## BEGIN

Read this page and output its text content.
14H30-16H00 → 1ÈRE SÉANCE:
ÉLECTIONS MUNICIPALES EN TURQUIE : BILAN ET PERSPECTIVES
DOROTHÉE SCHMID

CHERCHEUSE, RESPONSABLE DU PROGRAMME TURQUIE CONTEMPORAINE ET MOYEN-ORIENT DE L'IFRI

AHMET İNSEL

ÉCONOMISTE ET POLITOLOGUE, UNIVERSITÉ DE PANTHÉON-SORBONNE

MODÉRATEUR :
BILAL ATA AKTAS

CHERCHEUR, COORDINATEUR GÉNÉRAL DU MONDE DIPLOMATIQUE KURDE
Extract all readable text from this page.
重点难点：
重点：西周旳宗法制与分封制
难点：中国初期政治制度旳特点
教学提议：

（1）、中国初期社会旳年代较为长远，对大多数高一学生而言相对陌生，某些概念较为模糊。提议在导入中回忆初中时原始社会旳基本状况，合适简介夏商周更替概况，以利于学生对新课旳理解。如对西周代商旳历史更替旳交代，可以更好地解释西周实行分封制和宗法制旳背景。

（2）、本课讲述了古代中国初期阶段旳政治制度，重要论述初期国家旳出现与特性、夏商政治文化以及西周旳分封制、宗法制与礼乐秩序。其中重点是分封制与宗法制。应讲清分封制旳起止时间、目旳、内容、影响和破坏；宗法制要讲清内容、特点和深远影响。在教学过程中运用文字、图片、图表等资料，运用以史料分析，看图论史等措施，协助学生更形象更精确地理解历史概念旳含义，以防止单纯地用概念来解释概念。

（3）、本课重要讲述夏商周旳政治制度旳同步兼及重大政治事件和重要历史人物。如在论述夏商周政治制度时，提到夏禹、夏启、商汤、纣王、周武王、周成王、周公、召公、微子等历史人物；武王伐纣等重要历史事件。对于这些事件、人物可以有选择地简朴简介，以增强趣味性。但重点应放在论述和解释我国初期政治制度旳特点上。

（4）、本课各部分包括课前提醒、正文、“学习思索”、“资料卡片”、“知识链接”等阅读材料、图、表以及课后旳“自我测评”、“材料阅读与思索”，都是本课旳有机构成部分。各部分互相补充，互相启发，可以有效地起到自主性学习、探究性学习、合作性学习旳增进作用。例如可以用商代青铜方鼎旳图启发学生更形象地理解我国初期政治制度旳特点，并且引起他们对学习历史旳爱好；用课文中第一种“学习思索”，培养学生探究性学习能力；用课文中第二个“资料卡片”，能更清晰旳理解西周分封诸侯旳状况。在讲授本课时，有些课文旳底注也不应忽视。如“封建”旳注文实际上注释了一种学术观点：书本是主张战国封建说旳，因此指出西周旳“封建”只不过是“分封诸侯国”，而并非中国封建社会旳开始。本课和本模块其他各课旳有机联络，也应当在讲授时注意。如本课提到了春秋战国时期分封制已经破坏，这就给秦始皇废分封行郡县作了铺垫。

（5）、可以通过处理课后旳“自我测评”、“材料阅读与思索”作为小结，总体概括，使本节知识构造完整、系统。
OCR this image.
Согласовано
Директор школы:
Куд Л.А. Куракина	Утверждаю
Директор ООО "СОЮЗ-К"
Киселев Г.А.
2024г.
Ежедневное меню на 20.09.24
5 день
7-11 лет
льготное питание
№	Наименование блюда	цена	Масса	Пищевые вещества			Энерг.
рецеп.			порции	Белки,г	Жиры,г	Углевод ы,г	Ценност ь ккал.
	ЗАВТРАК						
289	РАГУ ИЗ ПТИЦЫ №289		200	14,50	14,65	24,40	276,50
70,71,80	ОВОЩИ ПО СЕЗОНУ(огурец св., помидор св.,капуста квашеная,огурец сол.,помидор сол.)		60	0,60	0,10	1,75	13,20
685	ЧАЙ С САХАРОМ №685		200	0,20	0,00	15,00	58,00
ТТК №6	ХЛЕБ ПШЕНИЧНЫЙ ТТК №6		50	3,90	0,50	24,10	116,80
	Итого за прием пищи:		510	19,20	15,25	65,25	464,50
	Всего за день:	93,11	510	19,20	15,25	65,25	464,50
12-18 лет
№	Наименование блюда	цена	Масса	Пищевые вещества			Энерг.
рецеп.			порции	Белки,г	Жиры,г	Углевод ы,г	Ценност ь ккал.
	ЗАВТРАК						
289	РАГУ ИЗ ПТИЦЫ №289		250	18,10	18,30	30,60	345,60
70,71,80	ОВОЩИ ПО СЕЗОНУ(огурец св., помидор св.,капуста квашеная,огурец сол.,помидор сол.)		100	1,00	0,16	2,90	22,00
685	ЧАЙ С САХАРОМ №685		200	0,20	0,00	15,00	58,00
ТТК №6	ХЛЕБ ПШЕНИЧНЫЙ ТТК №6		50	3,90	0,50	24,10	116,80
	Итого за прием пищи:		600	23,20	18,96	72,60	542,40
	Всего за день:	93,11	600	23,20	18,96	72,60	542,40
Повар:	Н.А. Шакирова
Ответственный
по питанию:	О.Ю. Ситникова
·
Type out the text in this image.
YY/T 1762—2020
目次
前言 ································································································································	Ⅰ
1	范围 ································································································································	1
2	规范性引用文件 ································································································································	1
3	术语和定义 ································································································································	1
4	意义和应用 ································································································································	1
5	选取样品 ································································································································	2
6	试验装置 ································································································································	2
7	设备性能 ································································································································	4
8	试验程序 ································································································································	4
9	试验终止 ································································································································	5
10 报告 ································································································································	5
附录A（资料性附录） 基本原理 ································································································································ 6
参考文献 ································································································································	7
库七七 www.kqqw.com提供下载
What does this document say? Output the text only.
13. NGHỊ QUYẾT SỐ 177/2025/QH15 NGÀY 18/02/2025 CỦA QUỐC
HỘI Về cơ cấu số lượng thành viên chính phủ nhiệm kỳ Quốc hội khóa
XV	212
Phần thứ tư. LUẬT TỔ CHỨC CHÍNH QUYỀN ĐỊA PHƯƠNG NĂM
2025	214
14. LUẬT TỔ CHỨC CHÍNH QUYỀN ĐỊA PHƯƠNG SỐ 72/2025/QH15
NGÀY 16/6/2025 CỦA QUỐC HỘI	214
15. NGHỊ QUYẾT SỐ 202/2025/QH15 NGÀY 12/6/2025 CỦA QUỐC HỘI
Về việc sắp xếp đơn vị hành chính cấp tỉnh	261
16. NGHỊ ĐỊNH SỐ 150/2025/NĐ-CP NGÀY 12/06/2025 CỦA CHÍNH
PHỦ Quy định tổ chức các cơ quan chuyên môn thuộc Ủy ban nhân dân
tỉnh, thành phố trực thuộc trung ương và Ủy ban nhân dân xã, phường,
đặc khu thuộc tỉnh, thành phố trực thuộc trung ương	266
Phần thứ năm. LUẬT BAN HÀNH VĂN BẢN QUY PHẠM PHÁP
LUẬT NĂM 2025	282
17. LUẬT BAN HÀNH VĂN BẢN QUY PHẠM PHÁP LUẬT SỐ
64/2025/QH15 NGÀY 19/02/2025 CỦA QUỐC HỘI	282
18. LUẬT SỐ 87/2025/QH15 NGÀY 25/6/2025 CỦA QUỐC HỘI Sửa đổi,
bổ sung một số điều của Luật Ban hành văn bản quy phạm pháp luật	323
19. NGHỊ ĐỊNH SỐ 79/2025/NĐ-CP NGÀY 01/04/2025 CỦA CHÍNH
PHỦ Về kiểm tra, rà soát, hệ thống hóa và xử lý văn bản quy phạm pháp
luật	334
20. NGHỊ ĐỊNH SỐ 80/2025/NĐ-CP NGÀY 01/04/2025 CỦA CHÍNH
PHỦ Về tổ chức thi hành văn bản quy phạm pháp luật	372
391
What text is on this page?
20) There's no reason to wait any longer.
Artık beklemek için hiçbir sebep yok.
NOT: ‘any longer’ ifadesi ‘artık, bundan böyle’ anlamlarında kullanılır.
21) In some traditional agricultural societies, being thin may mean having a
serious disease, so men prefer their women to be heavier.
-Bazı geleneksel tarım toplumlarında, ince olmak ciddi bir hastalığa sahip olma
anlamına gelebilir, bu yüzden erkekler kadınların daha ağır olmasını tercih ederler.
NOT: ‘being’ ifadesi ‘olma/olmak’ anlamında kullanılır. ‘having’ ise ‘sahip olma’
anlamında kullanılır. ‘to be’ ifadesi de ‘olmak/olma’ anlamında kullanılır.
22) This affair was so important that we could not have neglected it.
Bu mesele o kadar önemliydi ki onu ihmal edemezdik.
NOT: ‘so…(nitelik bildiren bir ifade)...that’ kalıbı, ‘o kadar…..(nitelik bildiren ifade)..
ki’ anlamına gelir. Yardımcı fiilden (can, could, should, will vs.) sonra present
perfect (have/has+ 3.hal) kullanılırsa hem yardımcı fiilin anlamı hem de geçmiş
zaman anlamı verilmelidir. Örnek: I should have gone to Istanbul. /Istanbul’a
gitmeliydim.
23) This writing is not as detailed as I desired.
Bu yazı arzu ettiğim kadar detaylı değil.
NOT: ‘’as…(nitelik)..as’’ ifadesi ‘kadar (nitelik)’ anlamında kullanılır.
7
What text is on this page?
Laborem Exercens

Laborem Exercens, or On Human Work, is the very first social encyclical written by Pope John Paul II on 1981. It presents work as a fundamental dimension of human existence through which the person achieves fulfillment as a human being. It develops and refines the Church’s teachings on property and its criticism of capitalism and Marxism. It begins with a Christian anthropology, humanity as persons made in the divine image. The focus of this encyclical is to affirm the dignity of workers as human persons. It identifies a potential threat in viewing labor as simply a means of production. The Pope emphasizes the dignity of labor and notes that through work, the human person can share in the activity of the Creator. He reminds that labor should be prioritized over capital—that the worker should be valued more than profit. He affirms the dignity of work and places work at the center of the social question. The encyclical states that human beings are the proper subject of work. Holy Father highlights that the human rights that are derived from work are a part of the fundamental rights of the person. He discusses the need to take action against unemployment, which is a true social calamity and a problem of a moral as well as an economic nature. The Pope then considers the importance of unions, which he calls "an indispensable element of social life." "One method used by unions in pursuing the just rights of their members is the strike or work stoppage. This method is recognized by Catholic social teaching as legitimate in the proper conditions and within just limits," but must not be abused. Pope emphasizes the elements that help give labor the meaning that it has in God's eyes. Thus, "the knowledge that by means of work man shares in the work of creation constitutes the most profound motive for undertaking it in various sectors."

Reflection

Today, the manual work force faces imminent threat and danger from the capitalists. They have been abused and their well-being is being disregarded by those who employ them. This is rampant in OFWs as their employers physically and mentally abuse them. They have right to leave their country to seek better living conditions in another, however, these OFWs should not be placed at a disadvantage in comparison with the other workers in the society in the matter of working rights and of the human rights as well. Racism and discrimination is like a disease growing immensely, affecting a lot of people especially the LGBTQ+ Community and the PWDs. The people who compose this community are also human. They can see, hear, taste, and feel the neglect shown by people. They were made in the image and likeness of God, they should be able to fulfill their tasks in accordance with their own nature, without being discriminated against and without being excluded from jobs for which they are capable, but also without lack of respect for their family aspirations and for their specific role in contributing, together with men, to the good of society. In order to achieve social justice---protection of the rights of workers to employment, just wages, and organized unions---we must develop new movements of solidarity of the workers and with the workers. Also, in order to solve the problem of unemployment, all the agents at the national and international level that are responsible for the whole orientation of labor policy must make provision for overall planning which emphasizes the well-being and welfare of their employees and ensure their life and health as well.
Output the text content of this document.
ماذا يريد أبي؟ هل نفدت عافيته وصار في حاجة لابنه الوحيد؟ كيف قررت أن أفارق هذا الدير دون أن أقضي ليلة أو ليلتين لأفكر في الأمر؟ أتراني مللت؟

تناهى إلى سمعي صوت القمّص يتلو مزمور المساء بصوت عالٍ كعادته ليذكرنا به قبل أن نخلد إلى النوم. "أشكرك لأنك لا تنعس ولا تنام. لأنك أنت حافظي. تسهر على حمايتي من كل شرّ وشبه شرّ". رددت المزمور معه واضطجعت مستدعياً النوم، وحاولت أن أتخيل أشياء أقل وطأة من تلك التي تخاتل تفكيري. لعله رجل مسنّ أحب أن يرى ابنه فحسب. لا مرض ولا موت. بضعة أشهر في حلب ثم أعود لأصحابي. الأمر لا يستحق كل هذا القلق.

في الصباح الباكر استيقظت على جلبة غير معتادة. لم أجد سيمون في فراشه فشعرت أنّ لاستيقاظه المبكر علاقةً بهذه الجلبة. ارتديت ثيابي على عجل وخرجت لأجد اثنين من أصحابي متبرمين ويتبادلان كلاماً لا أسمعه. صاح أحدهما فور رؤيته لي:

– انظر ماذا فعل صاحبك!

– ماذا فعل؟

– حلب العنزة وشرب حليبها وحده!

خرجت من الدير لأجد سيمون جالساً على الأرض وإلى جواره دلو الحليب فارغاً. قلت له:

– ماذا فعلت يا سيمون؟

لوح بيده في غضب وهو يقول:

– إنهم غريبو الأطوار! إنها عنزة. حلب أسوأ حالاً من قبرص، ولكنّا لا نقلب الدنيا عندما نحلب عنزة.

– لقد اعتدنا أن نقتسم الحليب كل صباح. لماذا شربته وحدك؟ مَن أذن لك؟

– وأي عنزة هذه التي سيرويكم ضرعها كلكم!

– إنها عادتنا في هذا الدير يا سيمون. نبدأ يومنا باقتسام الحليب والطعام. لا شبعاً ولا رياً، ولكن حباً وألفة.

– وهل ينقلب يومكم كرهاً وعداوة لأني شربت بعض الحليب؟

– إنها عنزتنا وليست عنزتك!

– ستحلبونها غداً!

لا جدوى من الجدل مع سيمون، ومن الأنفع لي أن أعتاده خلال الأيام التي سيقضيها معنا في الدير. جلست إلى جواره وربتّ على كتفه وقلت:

## END

__What to produce__: Report how many lines in the records hold the word "anlamında", giving the number and nothing else.

__Result of this exercise__: 3